### What is expected
Report all lines holding "Volume".

### Material provided
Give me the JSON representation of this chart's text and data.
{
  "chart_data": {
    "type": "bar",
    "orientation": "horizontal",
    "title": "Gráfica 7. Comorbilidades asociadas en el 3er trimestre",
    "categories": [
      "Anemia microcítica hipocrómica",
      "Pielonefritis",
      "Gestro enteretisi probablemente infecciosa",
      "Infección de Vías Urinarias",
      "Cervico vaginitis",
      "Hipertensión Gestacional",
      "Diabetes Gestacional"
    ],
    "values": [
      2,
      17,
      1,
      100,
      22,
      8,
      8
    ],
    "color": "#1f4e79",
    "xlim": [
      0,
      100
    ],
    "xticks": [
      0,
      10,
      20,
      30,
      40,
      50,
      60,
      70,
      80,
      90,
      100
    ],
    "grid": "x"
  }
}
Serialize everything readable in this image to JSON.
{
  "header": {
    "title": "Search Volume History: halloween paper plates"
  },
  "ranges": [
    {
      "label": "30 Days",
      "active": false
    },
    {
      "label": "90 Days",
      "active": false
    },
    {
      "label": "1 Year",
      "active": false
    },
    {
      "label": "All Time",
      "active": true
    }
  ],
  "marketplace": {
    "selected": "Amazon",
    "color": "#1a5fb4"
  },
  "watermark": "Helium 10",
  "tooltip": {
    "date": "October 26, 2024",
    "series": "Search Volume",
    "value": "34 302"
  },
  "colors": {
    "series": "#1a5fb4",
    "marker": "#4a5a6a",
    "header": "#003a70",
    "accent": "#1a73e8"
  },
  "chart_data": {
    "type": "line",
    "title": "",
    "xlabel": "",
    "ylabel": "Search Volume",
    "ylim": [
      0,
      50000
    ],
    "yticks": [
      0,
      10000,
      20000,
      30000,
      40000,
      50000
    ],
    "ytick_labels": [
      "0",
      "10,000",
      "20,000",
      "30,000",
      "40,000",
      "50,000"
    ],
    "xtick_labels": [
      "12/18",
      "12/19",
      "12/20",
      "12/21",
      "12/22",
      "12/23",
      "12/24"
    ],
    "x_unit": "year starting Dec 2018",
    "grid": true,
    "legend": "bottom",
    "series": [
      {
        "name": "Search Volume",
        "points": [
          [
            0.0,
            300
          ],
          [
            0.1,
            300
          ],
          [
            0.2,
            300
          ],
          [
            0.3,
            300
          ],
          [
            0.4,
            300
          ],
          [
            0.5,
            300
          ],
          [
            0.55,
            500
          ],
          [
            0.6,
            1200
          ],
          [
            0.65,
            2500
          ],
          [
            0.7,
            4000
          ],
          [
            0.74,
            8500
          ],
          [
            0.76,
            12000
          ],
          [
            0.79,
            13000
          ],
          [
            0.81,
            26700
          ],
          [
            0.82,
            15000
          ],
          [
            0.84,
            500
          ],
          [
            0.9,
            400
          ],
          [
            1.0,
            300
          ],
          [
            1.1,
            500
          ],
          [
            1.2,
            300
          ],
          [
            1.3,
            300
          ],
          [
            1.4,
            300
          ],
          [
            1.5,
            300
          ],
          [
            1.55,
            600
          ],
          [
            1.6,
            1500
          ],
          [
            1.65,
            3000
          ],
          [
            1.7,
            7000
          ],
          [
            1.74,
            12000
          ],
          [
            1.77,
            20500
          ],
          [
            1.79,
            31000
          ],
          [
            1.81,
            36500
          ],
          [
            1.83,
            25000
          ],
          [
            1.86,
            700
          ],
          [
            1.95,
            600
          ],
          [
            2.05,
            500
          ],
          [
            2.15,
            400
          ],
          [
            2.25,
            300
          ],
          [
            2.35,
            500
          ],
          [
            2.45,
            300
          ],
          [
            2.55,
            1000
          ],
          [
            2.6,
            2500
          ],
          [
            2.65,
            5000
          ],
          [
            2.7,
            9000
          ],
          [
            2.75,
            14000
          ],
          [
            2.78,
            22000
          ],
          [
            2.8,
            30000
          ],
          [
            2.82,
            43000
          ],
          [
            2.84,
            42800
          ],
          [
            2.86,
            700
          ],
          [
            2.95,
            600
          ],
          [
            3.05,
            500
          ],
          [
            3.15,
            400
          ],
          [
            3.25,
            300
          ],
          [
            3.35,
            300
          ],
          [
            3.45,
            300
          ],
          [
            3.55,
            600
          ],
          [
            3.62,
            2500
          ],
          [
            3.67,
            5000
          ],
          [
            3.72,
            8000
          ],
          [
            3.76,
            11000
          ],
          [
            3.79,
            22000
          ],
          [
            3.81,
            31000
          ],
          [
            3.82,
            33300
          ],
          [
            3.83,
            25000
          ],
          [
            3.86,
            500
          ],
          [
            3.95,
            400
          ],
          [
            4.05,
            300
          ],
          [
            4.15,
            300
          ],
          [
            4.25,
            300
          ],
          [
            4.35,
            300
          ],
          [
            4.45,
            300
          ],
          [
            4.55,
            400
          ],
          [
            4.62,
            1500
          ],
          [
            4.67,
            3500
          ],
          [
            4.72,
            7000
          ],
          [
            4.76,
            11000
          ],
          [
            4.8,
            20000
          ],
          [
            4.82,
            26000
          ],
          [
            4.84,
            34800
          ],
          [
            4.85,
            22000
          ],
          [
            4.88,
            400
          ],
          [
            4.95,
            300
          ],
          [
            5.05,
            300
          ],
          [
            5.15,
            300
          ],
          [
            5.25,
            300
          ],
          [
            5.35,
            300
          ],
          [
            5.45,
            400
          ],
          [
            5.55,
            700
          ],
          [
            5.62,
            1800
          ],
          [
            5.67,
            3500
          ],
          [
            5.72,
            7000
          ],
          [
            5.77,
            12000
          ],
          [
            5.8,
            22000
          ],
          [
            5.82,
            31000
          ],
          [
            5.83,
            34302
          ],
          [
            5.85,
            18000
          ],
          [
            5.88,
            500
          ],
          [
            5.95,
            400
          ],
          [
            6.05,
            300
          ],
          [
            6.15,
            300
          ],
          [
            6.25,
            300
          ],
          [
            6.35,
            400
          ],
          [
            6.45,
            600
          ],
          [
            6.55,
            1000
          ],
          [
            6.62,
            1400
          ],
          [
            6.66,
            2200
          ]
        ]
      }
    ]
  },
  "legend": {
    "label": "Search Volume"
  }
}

### Problem solution
    "title": "Search Volume History: halloween paper plates"
    "series": "Search Volume",
    "ylabel": "Search Volume",
        "name": "Search Volume",
    "label": "Search Volume"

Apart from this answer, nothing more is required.